(Data listing)
•••••

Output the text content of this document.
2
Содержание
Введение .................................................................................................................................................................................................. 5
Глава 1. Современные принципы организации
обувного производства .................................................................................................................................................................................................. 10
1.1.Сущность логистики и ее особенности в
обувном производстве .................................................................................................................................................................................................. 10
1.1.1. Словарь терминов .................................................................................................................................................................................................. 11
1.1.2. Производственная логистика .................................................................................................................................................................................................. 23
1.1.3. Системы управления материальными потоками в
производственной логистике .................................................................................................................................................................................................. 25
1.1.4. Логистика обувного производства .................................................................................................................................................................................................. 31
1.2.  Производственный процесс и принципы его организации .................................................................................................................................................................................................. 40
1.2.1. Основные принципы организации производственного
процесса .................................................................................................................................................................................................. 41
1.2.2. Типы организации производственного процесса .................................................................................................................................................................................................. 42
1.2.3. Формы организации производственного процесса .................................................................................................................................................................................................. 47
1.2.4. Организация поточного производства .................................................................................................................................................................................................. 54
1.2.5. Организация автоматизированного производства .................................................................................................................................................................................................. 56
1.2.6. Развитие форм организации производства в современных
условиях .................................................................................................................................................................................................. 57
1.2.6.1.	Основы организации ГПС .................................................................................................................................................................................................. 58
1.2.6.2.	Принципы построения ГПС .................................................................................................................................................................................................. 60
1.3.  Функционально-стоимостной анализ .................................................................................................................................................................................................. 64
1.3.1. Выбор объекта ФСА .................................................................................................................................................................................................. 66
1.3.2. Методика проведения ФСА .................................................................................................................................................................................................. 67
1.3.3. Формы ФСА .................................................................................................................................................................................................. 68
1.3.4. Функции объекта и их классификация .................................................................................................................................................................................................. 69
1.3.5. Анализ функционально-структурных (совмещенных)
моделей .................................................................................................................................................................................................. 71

•••••

* [What is asked]:
Repeat the preceding lines exactly, please, every one of them.

* [Response to the exercise]:
Output the text content of this document.
2
Содержание
Введение .................................................................................................................................................................................................. 5
Глава 1. Современные принципы организации
обувного производства .................................................................................................................................................................................................. 10
1.1.Сущность логистики и ее особенности в
обувном производстве .................................................................................................................................................................................................. 10
1.1.1. Словарь терминов .................................................................................................................................................................................................. 11
1.1.2. Производственная логистика .................................................................................................................................................................................................. 23
1.1.3. Системы управления материальными потоками в
производственной логистике .................................................................................................................................................................................................. 25
1.1.4. Логистика обувного производства .................................................................................................................................................................................................. 31
1.2.  Производственный процесс и принципы его организации .................................................................................................................................................................................................. 40
1.2.1. Основные принципы организации производственного
процесса .................................................................................................................................................................................................. 41
1.2.2. Типы организации производственного процесса .................................................................................................................................................................................................. 42
1.2.3. Формы организации производственного процесса .................................................................................................................................................................................................. 47
1.2.4. Организация поточного производства .................................................................................................................................................................................................. 54
1.2.5. Организация автоматизированного производства .................................................................................................................................................................................................. 56
1.2.6. Развитие форм организации производства в современных
условиях .................................................................................................................................................................................................. 57
1.2.6.1.	Основы организации ГПС .................................................................................................................................................................................................. 58
1.2.6.2.	Принципы построения ГПС .................................................................................................................................................................................................. 60
1.3.  Функционально-стоимостной анализ .................................................................................................................................................................................................. 64
1.3.1. Выбор объекта ФСА .................................................................................................................................................................................................. 66
1.3.2. Методика проведения ФСА .................................................................................................................................................................................................. 67
1.3.3. Формы ФСА .................................................................................................................................................................................................. 68
1.3.4. Функции объекта и их классификация .................................................................................................................................................................................................. 69
1.3.5. Анализ функционально-структурных (совмещенных)
моделей .................................................................................................................................................................................................. 71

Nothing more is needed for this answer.